**Requirements**
Among the entries below, find the lines with "Comparator" and copy them.

Stored data:

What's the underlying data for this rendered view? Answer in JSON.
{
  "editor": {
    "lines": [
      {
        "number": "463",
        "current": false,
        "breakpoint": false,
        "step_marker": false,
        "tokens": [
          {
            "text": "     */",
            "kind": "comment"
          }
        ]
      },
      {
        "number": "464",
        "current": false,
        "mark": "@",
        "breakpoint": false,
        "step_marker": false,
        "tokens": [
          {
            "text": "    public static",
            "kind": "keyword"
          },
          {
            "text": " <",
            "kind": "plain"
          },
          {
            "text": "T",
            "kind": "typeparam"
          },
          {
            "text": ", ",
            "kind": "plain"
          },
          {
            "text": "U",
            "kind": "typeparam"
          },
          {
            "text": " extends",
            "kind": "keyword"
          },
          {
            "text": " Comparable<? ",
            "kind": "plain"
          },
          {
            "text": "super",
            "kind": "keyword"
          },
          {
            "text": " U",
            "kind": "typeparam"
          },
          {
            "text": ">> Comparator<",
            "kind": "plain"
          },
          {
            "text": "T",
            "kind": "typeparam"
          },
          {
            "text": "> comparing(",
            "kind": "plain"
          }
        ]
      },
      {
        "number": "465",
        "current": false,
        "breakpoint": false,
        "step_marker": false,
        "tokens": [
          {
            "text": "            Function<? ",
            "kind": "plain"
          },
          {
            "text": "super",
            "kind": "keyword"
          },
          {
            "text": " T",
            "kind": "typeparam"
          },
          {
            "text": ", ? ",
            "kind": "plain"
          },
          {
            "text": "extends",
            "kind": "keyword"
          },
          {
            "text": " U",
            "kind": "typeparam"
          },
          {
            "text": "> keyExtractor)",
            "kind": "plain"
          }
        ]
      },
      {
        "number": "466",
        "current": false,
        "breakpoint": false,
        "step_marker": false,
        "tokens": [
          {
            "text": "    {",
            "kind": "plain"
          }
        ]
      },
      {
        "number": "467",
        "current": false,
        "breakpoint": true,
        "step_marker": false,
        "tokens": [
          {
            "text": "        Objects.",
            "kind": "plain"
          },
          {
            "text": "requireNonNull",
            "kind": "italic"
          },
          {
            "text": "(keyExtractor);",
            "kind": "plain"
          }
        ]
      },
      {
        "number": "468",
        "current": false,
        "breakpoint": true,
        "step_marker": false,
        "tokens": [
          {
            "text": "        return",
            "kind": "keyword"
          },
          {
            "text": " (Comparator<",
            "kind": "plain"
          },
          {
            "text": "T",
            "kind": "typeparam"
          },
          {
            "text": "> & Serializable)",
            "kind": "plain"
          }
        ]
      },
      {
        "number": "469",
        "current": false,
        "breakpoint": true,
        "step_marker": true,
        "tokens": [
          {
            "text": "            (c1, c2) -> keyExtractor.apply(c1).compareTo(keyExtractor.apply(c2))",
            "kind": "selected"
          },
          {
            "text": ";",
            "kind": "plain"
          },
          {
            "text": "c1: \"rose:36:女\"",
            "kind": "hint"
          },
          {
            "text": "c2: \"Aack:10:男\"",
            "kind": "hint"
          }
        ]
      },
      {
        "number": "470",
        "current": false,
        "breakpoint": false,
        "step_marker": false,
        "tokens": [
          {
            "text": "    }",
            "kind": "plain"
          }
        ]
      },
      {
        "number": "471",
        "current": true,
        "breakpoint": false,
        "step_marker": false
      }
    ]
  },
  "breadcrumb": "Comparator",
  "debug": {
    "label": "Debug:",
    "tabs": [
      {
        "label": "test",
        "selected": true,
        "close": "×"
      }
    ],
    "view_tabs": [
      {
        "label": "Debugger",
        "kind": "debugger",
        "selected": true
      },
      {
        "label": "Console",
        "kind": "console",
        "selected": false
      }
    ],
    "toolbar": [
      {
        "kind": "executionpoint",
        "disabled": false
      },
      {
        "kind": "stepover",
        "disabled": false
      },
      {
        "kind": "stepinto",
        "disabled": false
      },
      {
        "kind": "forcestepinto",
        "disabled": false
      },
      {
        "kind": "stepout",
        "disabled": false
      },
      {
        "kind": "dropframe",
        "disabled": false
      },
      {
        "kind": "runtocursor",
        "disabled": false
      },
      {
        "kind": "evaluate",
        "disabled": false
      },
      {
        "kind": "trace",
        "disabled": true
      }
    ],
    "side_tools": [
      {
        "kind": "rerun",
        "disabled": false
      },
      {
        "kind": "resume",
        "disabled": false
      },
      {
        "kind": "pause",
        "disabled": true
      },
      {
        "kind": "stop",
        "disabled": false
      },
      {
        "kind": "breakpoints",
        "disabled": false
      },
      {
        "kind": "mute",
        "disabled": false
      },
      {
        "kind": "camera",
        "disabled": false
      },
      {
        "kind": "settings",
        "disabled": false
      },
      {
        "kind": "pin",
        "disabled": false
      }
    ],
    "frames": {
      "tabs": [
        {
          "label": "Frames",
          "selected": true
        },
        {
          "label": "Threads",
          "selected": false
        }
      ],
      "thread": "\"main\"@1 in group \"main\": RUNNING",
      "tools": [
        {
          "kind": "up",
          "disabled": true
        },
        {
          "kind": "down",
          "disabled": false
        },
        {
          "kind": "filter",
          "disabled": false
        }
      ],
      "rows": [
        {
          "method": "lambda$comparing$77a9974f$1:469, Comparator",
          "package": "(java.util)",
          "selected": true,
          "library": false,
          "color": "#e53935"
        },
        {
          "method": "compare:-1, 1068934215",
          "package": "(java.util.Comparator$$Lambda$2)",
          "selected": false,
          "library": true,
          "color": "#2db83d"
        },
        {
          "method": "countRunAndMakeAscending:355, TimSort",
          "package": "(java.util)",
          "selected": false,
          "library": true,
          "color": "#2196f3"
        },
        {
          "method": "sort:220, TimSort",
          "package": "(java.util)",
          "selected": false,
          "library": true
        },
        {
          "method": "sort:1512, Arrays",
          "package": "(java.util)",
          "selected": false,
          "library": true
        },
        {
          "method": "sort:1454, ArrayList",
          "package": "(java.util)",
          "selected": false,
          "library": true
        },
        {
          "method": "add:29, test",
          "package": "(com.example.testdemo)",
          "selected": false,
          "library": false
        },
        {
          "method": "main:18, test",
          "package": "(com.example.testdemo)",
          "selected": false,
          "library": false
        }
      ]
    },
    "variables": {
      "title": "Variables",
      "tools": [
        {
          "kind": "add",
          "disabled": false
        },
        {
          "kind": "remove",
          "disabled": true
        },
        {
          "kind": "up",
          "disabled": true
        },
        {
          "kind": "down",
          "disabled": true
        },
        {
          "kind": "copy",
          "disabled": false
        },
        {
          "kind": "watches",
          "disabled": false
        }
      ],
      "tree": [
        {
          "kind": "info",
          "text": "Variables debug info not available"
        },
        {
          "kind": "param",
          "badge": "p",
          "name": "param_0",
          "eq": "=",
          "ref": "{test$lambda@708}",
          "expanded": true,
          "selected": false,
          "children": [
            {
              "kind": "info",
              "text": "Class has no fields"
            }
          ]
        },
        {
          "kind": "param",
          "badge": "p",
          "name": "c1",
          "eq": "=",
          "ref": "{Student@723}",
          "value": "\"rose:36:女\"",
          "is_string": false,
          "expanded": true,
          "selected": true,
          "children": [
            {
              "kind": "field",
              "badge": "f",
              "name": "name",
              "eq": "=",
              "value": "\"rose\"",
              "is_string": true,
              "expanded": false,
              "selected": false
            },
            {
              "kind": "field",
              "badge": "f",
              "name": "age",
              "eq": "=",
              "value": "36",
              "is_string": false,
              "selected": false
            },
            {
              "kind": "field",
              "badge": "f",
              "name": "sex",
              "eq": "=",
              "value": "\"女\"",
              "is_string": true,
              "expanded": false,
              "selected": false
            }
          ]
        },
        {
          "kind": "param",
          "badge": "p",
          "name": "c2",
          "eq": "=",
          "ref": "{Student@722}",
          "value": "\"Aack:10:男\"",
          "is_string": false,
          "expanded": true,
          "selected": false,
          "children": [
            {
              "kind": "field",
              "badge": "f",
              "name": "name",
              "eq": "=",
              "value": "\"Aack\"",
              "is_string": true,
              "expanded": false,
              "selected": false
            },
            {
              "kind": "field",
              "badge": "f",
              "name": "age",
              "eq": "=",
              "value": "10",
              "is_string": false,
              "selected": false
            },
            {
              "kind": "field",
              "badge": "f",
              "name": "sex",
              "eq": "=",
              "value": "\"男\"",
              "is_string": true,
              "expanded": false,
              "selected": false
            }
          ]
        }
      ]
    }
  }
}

**Final answer**
            "text": ">> Comparator<",
            "text": " (Comparator<",
  "breadcrumb": "Comparator",
          "method": "lambda$comparing$77a9974f$1:469, Comparator",
          "package": "(java.util.Comparator$$Lambda$2)",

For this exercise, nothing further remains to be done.